Objective: Check every line of the entries below for the word "from", and copy the ones that have it.
··········
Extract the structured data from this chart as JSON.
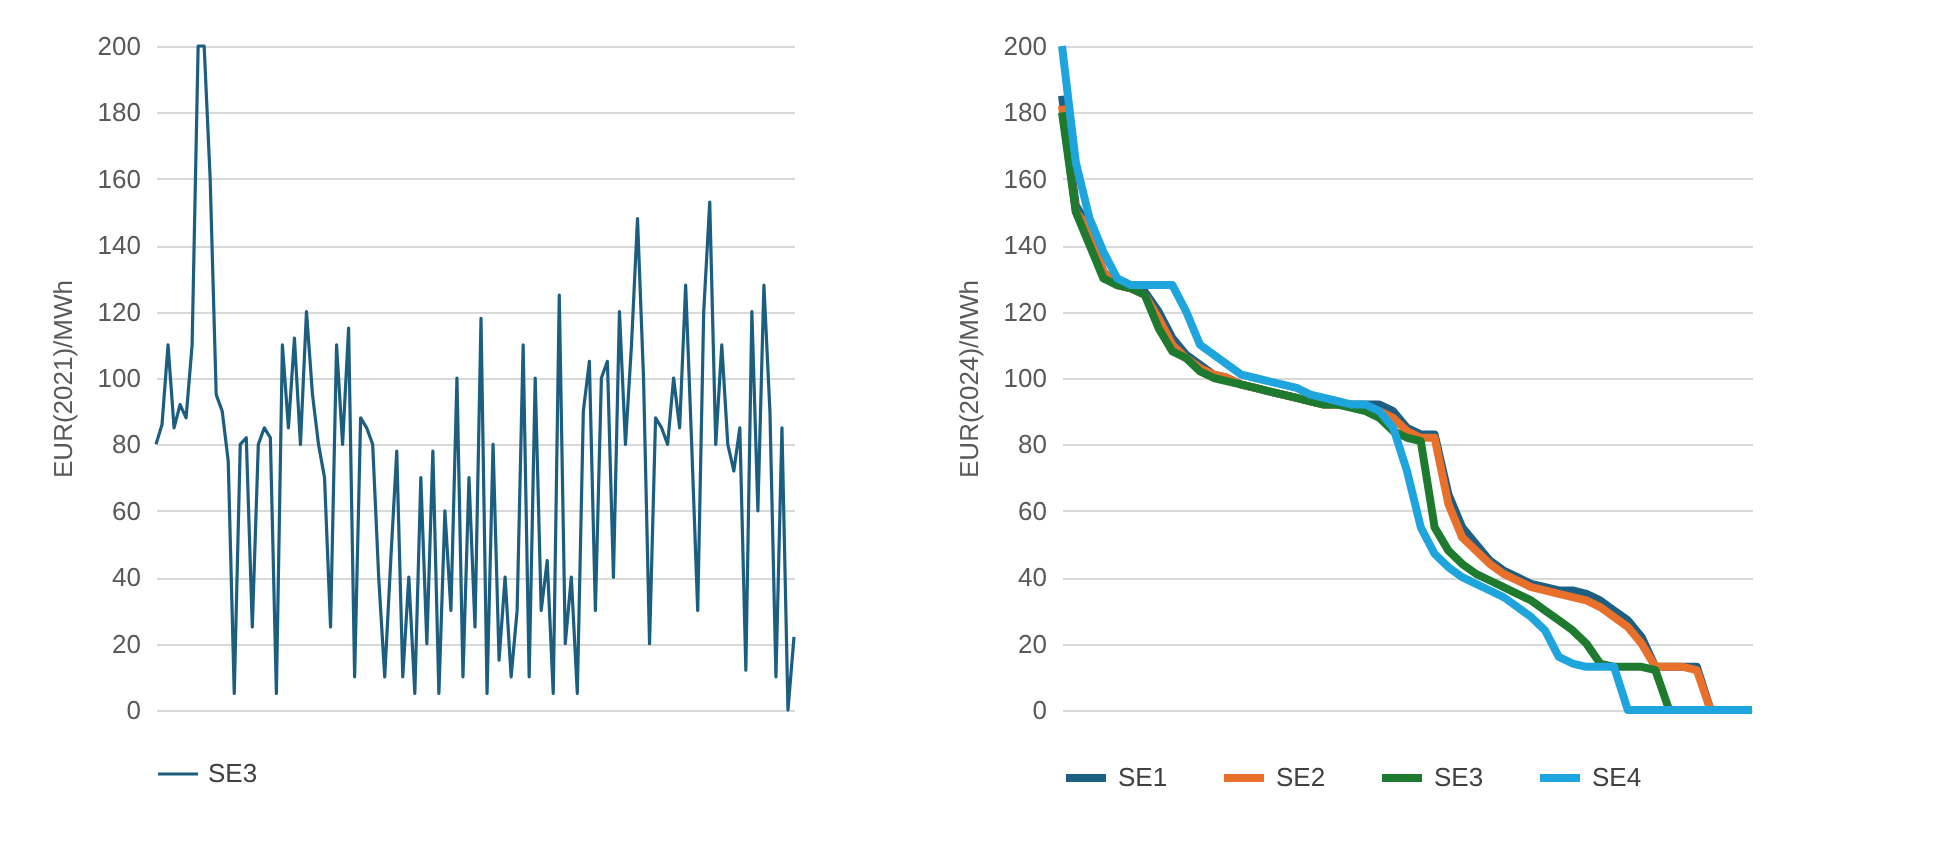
{
  "chart_data": [
    {
      "type": "line",
      "ylabel": "EUR(2021)/MWh",
      "ylim": [
        0,
        200
      ],
      "yticks": [
        0,
        20,
        40,
        60,
        80,
        100,
        120,
        140,
        160,
        180,
        200
      ],
      "grid": "y",
      "legend": "bottom",
      "tick_labels": "y",
      "categories": [
        null,
        null,
        null,
        null,
        null,
        null,
        null,
        null,
        null,
        null,
        null,
        null,
        null,
        null,
        null,
        null,
        null,
        null,
        null,
        null,
        null,
        null,
        null,
        null,
        null,
        null,
        null,
        null,
        null,
        null,
        null,
        null,
        null,
        null,
        null,
        null,
        null,
        null,
        null,
        null,
        null,
        null,
        null,
        null,
        null,
        null,
        null,
        null,
        null,
        null,
        null,
        null,
        null,
        null,
        null,
        null,
        null,
        null,
        null,
        null,
        null,
        null,
        null,
        null,
        null,
        null,
        null,
        null,
        null,
        null,
        null,
        null,
        null,
        null,
        null,
        null,
        null,
        null,
        null,
        null,
        null,
        null,
        null,
        null,
        null,
        null,
        null,
        null,
        null,
        null,
        null,
        null,
        null,
        null,
        null,
        null,
        null,
        null,
        null,
        null,
        null,
        null,
        null,
        null,
        null,
        null,
        null
      ],
      "series": [
        {
          "name": "SE3",
          "color": "#1b5e80",
          "values": [
            80,
            86,
            110,
            85,
            92,
            88,
            110,
            200,
            200,
            160,
            95,
            90,
            75,
            5,
            80,
            82,
            25,
            80,
            85,
            82,
            5,
            110,
            85,
            112,
            80,
            120,
            95,
            80,
            70,
            25,
            110,
            80,
            115,
            10,
            88,
            85,
            80,
            40,
            10,
            45,
            78,
            10,
            40,
            5,
            70,
            20,
            78,
            5,
            60,
            30,
            100,
            10,
            70,
            25,
            118,
            5,
            80,
            15,
            40,
            10,
            30,
            110,
            10,
            100,
            30,
            45,
            5,
            125,
            20,
            40,
            5,
            90,
            105,
            30,
            100,
            105,
            40,
            120,
            80,
            110,
            148,
            100,
            20,
            88,
            85,
            80,
            100,
            85,
            128,
            80,
            30,
            120,
            153,
            80,
            110,
            80,
            72,
            85,
            12,
            120,
            60,
            128,
            90,
            10,
            85,
            0,
            22
          ]
        }
      ]
    },
    {
      "type": "line",
      "ylabel": "EUR(2024)/MWh",
      "ylim": [
        0,
        200
      ],
      "yticks": [
        0,
        20,
        40,
        60,
        80,
        100,
        120,
        140,
        160,
        180,
        200
      ],
      "grid": "y",
      "legend": "bottom",
      "tick_labels": "y",
      "categories": [
        null,
        null,
        null,
        null,
        null,
        null,
        null,
        null,
        null,
        null,
        null,
        null,
        null,
        null,
        null,
        null,
        null,
        null,
        null,
        null,
        null,
        null,
        null,
        null,
        null,
        null,
        null,
        null,
        null,
        null,
        null,
        null,
        null,
        null,
        null,
        null,
        null,
        null,
        null,
        null,
        null,
        null,
        null,
        null,
        null,
        null,
        null,
        null,
        null,
        null,
        null
      ],
      "series": [
        {
          "name": "SE1",
          "color": "#1d5f82",
          "values": [
            185,
            152,
            145,
            132,
            128,
            127,
            126,
            120,
            112,
            107,
            104,
            101,
            100,
            98,
            97,
            96,
            95,
            94,
            93,
            92,
            92,
            92,
            92,
            92,
            90,
            85,
            83,
            83,
            65,
            55,
            50,
            45,
            42,
            40,
            38,
            37,
            36,
            36,
            35,
            33,
            30,
            27,
            22,
            13,
            13,
            13,
            13,
            0,
            0,
            null,
            null
          ]
        },
        {
          "name": "SE2",
          "color": "#e8702a",
          "values": [
            182,
            150,
            145,
            132,
            128,
            127,
            125,
            118,
            110,
            106,
            103,
            101,
            100,
            98,
            97,
            96,
            95,
            94,
            93,
            92,
            92,
            92,
            91,
            90,
            88,
            84,
            82,
            82,
            62,
            52,
            48,
            44,
            41,
            39,
            37,
            36,
            35,
            34,
            33,
            31,
            28,
            25,
            20,
            13,
            13,
            13,
            12,
            0,
            0,
            null,
            null
          ]
        },
        {
          "name": "SE3",
          "color": "#1e7a2e",
          "values": [
            180,
            150,
            140,
            130,
            128,
            127,
            125,
            115,
            108,
            106,
            102,
            100,
            99,
            98,
            97,
            96,
            95,
            94,
            93,
            92,
            92,
            91,
            90,
            88,
            84,
            82,
            81,
            55,
            48,
            44,
            41,
            39,
            37,
            35,
            33,
            30,
            27,
            24,
            20,
            14,
            13,
            13,
            13,
            12,
            0,
            0,
            0,
            null,
            null,
            null,
            null
          ]
        },
        {
          "name": "SE4",
          "color": "#1fa5dd",
          "values": [
            200,
            165,
            148,
            138,
            130,
            128,
            128,
            128,
            128,
            120,
            110,
            107,
            104,
            101,
            100,
            99,
            98,
            97,
            95,
            94,
            93,
            92,
            92,
            90,
            85,
            72,
            55,
            47,
            43,
            40,
            38,
            36,
            34,
            31,
            28,
            24,
            16,
            14,
            13,
            13,
            13,
            0,
            0,
            0,
            0,
            0,
            0,
            0,
            0,
            0,
            0
          ]
        }
      ]
    }
  ]
}
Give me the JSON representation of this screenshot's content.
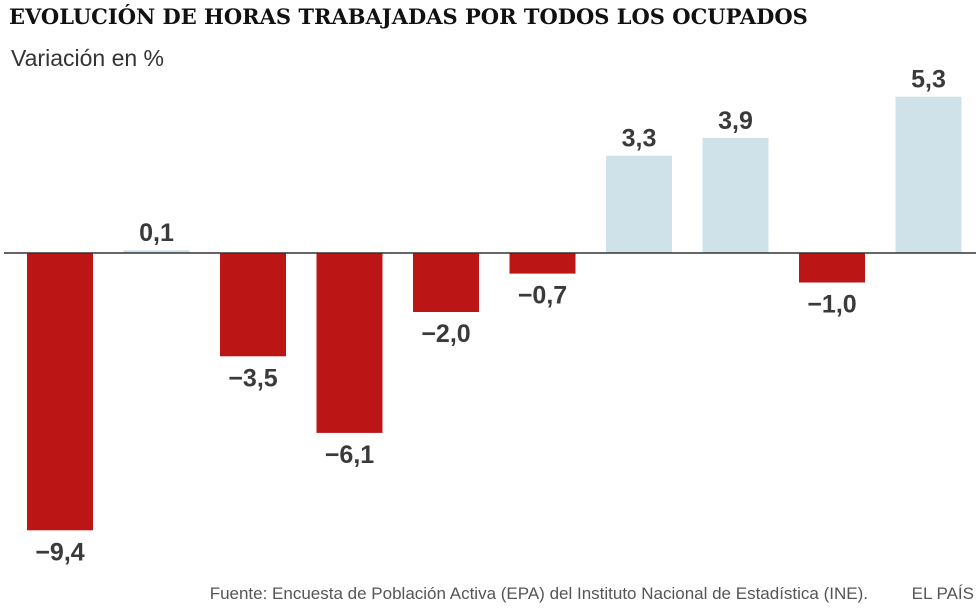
{
  "chart_data": {
    "type": "bar",
    "title": "EVOLUCIÓN DE HORAS TRABAJADAS POR TODOS LOS OCUPADOS",
    "subtitle": "Variación en %",
    "xlabel": "",
    "ylabel": "",
    "categories": [
      "",
      "",
      "",
      "",
      "",
      "",
      "",
      "",
      "",
      ""
    ],
    "values": [
      -9.4,
      0.1,
      -3.5,
      -6.1,
      -2.0,
      -0.7,
      3.3,
      3.9,
      -1.0,
      5.3
    ],
    "labels": [
      "−9,4",
      "0,1",
      "−3,5",
      "−6,1",
      "−2,0",
      "−0,7",
      "3,3",
      "3,9",
      "−1,0",
      "5,3"
    ],
    "ylim": [
      -9.4,
      5.3
    ],
    "grid": false,
    "legend": "none",
    "colors": {
      "positive": "#cfe2ea",
      "negative": "#bb1515",
      "axis": "#333333"
    }
  },
  "footer": {
    "source": "Fuente: Encuesta de Población Activa (EPA) del Instituto Nacional de Estadística (INE).",
    "brand": "EL PAÍS"
  }
}
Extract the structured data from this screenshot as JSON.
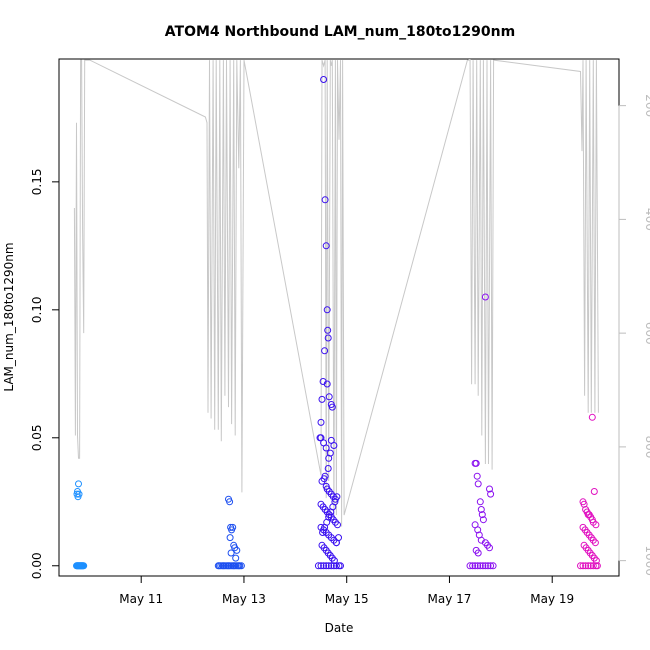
{
  "chart_data": {
    "type": "scatter",
    "title": "ATOM4 Northbound LAM_num_180to1290nm",
    "xlabel": "Date",
    "ylabel": "LAM_num_180to1290nm",
    "x_ticks": [
      "May 11",
      "May 13",
      "May 15",
      "May 17",
      "May 19"
    ],
    "x_tick_days": [
      11,
      13,
      15,
      17,
      19
    ],
    "xlim": [
      9.4,
      20.3
    ],
    "y_ticks": [
      "0.00",
      "0.05",
      "0.10",
      "0.15"
    ],
    "y_tick_values": [
      0.0,
      0.05,
      0.1,
      0.15
    ],
    "ylim": [
      -0.004,
      0.198
    ],
    "y2_ticks": [
      "200",
      "400",
      "600",
      "800",
      "1000"
    ],
    "y2_tick_values": [
      200,
      400,
      600,
      800,
      1000
    ],
    "y2_reversed": true,
    "y2lim": [
      1027,
      118
    ],
    "colors": {
      "axis": "#000000",
      "secondary_axis": "#bdbdbd",
      "altitude_line": "#c8c8c8"
    },
    "series": [
      {
        "color": "#1e90ff",
        "x": [
          9.74,
          9.75,
          9.76,
          9.77,
          9.78,
          9.79,
          9.8,
          9.81,
          9.82,
          9.83,
          9.84,
          9.85,
          9.86,
          9.87,
          9.88,
          9.75,
          9.76,
          9.77,
          9.78,
          9.79
        ],
        "y": [
          0.0,
          0.0,
          0.0,
          0.0,
          0.0,
          0.0,
          0.0,
          0.0,
          0.0,
          0.0,
          0.0,
          0.0,
          0.0,
          0.0,
          0.0,
          0.028,
          0.029,
          0.027,
          0.032,
          0.028
        ]
      },
      {
        "color": "#1e50f0",
        "x": [
          12.5,
          12.52,
          12.55,
          12.58,
          12.6,
          12.62,
          12.65,
          12.68,
          12.7,
          12.72,
          12.75,
          12.78,
          12.8,
          12.82,
          12.85,
          12.88,
          12.9,
          12.92,
          12.95,
          12.7,
          12.72,
          12.74,
          12.76,
          12.78,
          12.8,
          12.82,
          12.84,
          12.86,
          12.73,
          12.75
        ],
        "y": [
          0.0,
          0.0,
          0.0,
          0.0,
          0.0,
          0.0,
          0.0,
          0.0,
          0.0,
          0.0,
          0.0,
          0.0,
          0.0,
          0.0,
          0.0,
          0.0,
          0.0,
          0.0,
          0.0,
          0.026,
          0.025,
          0.015,
          0.014,
          0.015,
          0.008,
          0.007,
          0.003,
          0.006,
          0.011,
          0.005
        ]
      },
      {
        "color": "#3a10f0",
        "x": [
          14.45,
          14.5,
          14.55,
          14.6,
          14.65,
          14.7,
          14.75,
          14.8,
          14.85,
          14.88,
          14.55,
          14.58,
          14.6,
          14.62,
          14.63,
          14.64,
          14.57,
          14.54,
          14.52,
          14.5,
          14.48,
          14.62,
          14.66,
          14.7,
          14.72,
          14.5,
          14.55,
          14.6,
          14.65,
          14.7,
          14.75,
          14.68,
          14.64,
          14.58,
          14.52,
          14.56,
          14.6,
          14.62,
          14.66,
          14.7,
          14.74,
          14.78,
          14.5,
          14.54,
          14.58,
          14.62,
          14.66,
          14.7,
          14.74,
          14.78,
          14.82,
          14.5,
          14.55,
          14.6,
          14.65,
          14.7,
          14.75,
          14.8,
          14.52,
          14.56,
          14.6,
          14.64,
          14.68,
          14.72,
          14.76,
          14.8,
          14.84,
          14.53,
          14.57,
          14.61,
          14.65,
          14.69,
          14.73,
          14.77,
          14.81
        ],
        "y": [
          0.0,
          0.0,
          0.0,
          0.0,
          0.0,
          0.0,
          0.0,
          0.0,
          0.0,
          0.0,
          0.19,
          0.143,
          0.125,
          0.1,
          0.092,
          0.089,
          0.084,
          0.072,
          0.065,
          0.056,
          0.05,
          0.071,
          0.066,
          0.063,
          0.062,
          0.05,
          0.048,
          0.046,
          0.042,
          0.049,
          0.047,
          0.044,
          0.038,
          0.035,
          0.033,
          0.034,
          0.031,
          0.03,
          0.029,
          0.028,
          0.027,
          0.026,
          0.024,
          0.023,
          0.022,
          0.021,
          0.02,
          0.019,
          0.018,
          0.017,
          0.016,
          0.015,
          0.014,
          0.013,
          0.012,
          0.011,
          0.01,
          0.009,
          0.008,
          0.007,
          0.006,
          0.005,
          0.004,
          0.003,
          0.002,
          0.009,
          0.011,
          0.013,
          0.015,
          0.017,
          0.019,
          0.021,
          0.023,
          0.025,
          0.027
        ]
      },
      {
        "color": "#8a10f0",
        "x": [
          17.4,
          17.45,
          17.5,
          17.55,
          17.6,
          17.65,
          17.7,
          17.75,
          17.8,
          17.85,
          17.5,
          17.52,
          17.54,
          17.56,
          17.7,
          17.78,
          17.8,
          17.6,
          17.62,
          17.64,
          17.66,
          17.5,
          17.55,
          17.58,
          17.62,
          17.7,
          17.74,
          17.78,
          17.52,
          17.56
        ],
        "y": [
          0.0,
          0.0,
          0.0,
          0.0,
          0.0,
          0.0,
          0.0,
          0.0,
          0.0,
          0.0,
          0.04,
          0.04,
          0.035,
          0.032,
          0.105,
          0.03,
          0.028,
          0.025,
          0.022,
          0.02,
          0.018,
          0.016,
          0.014,
          0.012,
          0.01,
          0.009,
          0.008,
          0.007,
          0.006,
          0.005
        ]
      },
      {
        "color": "#e010c0",
        "x": [
          19.55,
          19.6,
          19.65,
          19.7,
          19.75,
          19.8,
          19.85,
          19.88,
          19.78,
          19.82,
          19.6,
          19.62,
          19.65,
          19.68,
          19.7,
          19.72,
          19.75,
          19.78,
          19.8,
          19.85,
          19.6,
          19.64,
          19.68,
          19.72,
          19.76,
          19.8,
          19.84,
          19.62,
          19.66,
          19.7,
          19.74,
          19.78,
          19.82,
          19.86
        ],
        "y": [
          0.0,
          0.0,
          0.0,
          0.0,
          0.0,
          0.0,
          0.0,
          0.0,
          0.058,
          0.029,
          0.025,
          0.024,
          0.022,
          0.021,
          0.02,
          0.02,
          0.019,
          0.018,
          0.017,
          0.016,
          0.015,
          0.014,
          0.013,
          0.012,
          0.011,
          0.01,
          0.009,
          0.008,
          0.007,
          0.006,
          0.005,
          0.004,
          0.003,
          0.002
        ]
      }
    ],
    "altitude_line": {
      "x": [
        9.7,
        9.72,
        9.74,
        9.76,
        9.78,
        9.8,
        9.82,
        9.84,
        9.86,
        9.88,
        9.9,
        9.92,
        9.94,
        10.0,
        12.25,
        12.28,
        12.3,
        12.33,
        12.36,
        12.4,
        12.43,
        12.46,
        12.5,
        12.53,
        12.56,
        12.6,
        12.63,
        12.66,
        12.7,
        12.73,
        12.76,
        12.8,
        12.83,
        12.86,
        12.9,
        12.93,
        12.96,
        13.0,
        14.5,
        14.52,
        14.55,
        14.58,
        14.6,
        14.62,
        14.65,
        14.68,
        14.7,
        14.72,
        14.75,
        14.78,
        14.8,
        14.82,
        14.85,
        14.88,
        14.9,
        14.92,
        14.95,
        17.35,
        17.38,
        17.4,
        17.43,
        17.46,
        17.5,
        17.53,
        17.56,
        17.6,
        17.63,
        17.66,
        17.7,
        17.73,
        17.76,
        17.8,
        17.83,
        17.86,
        19.55,
        19.58,
        19.6,
        19.63,
        19.66,
        19.7,
        19.73,
        19.76,
        19.8,
        19.83,
        19.86,
        19.9
      ],
      "y": [
        380,
        780,
        230,
        780,
        820,
        820,
        120,
        120,
        420,
        600,
        120,
        120,
        120,
        120,
        220,
        230,
        740,
        120,
        750,
        120,
        770,
        120,
        770,
        120,
        790,
        120,
        710,
        120,
        730,
        120,
        760,
        120,
        780,
        120,
        310,
        120,
        880,
        120,
        850,
        120,
        130,
        120,
        890,
        120,
        860,
        120,
        130,
        120,
        920,
        120,
        920,
        120,
        260,
        120,
        940,
        120,
        920,
        120,
        120,
        100,
        690,
        120,
        690,
        120,
        710,
        120,
        780,
        120,
        830,
        120,
        830,
        120,
        840,
        120,
        140,
        280,
        120,
        710,
        120,
        740,
        120,
        740,
        120,
        740,
        120,
        740
      ]
    }
  }
}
··········
Completed task:
Extract the structured data from this chart as JSON.
Extract the structured data from this screenshot as JSON.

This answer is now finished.